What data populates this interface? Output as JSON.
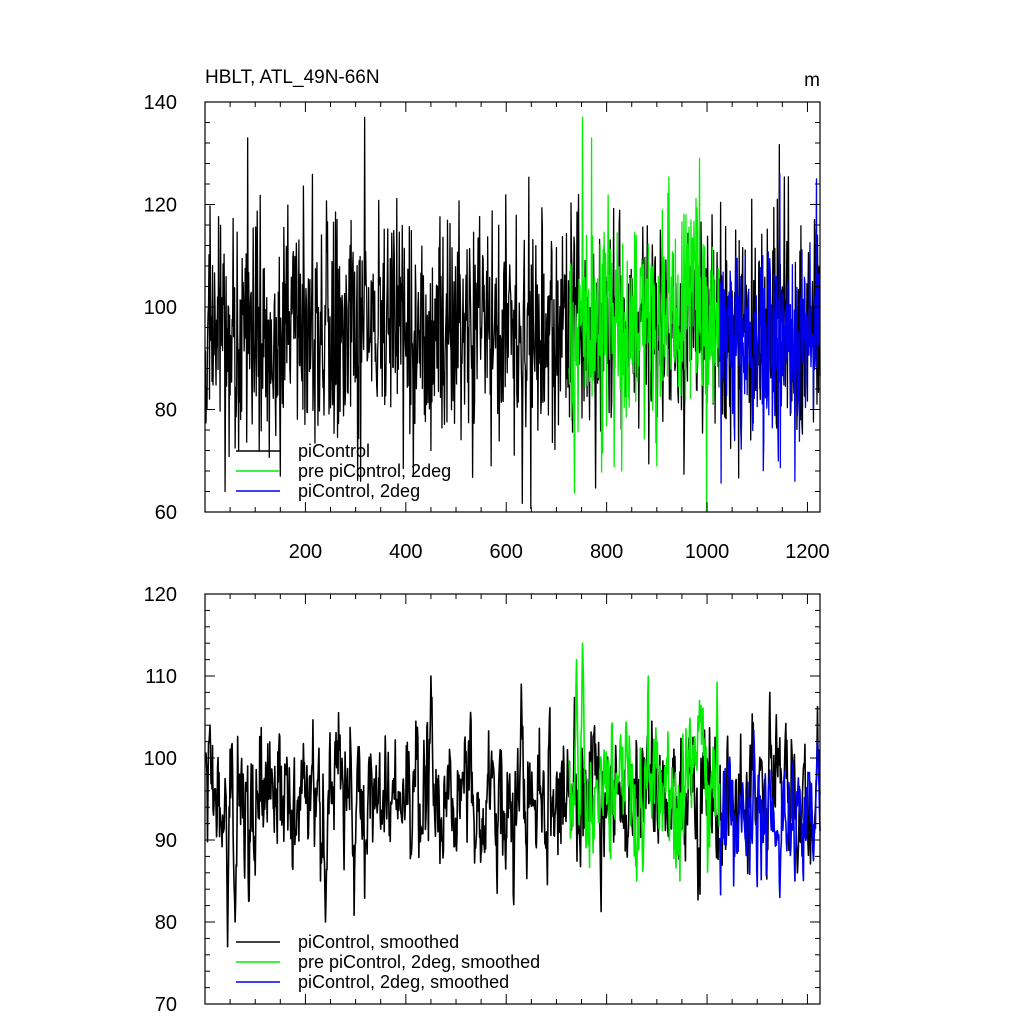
{
  "chart_data": [
    {
      "type": "line",
      "title_left": "HBLT, ATL_49N-66N",
      "title_right": "m",
      "xlabel": "",
      "ylabel": "",
      "xlim": [
        0,
        1225
      ],
      "ylim": [
        60,
        140
      ],
      "x_ticks": [
        200,
        400,
        600,
        800,
        1000,
        1200
      ],
      "y_ticks": [
        60,
        80,
        100,
        120,
        140
      ],
      "grid": false,
      "legend_position": "bottom-left",
      "series": [
        {
          "name": "piControl",
          "color": "#000000",
          "x_range": [
            1,
            1225
          ],
          "mean": 95,
          "amplitude": 11,
          "peaks": [
            {
              "x": 85,
              "y": 133
            },
            {
              "x": 318,
              "y": 137
            },
            {
              "x": 1010,
              "y": 118
            },
            {
              "x": 40,
              "y": 64
            },
            {
              "x": 150,
              "y": 67
            },
            {
              "x": 310,
              "y": 66
            },
            {
              "x": 450,
              "y": 72
            }
          ]
        },
        {
          "name": "pre piControl, 2deg",
          "color": "#00ee00",
          "x_range": [
            725,
            1025
          ],
          "mean": 98,
          "amplitude": 11,
          "peaks": [
            {
              "x": 752,
              "y": 137
            },
            {
              "x": 770,
              "y": 133
            },
            {
              "x": 985,
              "y": 129
            },
            {
              "x": 830,
              "y": 68
            },
            {
              "x": 900,
              "y": 69
            }
          ]
        },
        {
          "name": "piControl, 2deg",
          "color": "#0000ee",
          "x_range": [
            1025,
            1225
          ],
          "mean": 93,
          "amplitude": 10,
          "peaks": [
            {
              "x": 1145,
              "y": 126
            },
            {
              "x": 1218,
              "y": 125
            },
            {
              "x": 1175,
              "y": 66
            }
          ]
        }
      ]
    },
    {
      "type": "line",
      "title_left": "",
      "title_right": "",
      "xlabel": "",
      "ylabel": "",
      "xlim": [
        0,
        1225
      ],
      "ylim": [
        70,
        120
      ],
      "x_ticks": [
        200,
        400,
        600,
        800,
        1000,
        1200
      ],
      "y_ticks": [
        70,
        80,
        90,
        100,
        110,
        120
      ],
      "grid": false,
      "legend_position": "bottom-left",
      "series": [
        {
          "name": "piControl, smoothed",
          "color": "#000000",
          "x_range": [
            1,
            1225
          ],
          "mean": 95,
          "amplitude": 4,
          "peaks": [
            {
              "x": 10,
              "y": 104
            },
            {
              "x": 45,
              "y": 77
            },
            {
              "x": 60,
              "y": 80
            },
            {
              "x": 240,
              "y": 80
            },
            {
              "x": 450,
              "y": 110
            },
            {
              "x": 630,
              "y": 109
            },
            {
              "x": 1125,
              "y": 108
            },
            {
              "x": 1180,
              "y": 86
            }
          ]
        },
        {
          "name": "pre piControl, 2deg, smoothed",
          "color": "#00ee00",
          "x_range": [
            725,
            1025
          ],
          "mean": 96,
          "amplitude": 4,
          "peaks": [
            {
              "x": 752,
              "y": 114
            },
            {
              "x": 740,
              "y": 112
            },
            {
              "x": 860,
              "y": 85
            },
            {
              "x": 985,
              "y": 107
            }
          ]
        },
        {
          "name": "piControl, 2deg, smoothed",
          "color": "#0000ee",
          "x_range": [
            1025,
            1225
          ],
          "mean": 92,
          "amplitude": 3.5,
          "peaks": [
            {
              "x": 1145,
              "y": 83
            },
            {
              "x": 1175,
              "y": 85
            },
            {
              "x": 1220,
              "y": 102
            }
          ]
        }
      ]
    }
  ]
}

### YOUR GOAL
All lines in the data that contain the word "smoothed" should be copied.

### WRITTEN RESPONSE
          "name": "piControl, smoothed",
          "name": "pre piControl, 2deg, smoothed",
          "name": "piControl, 2deg, smoothed",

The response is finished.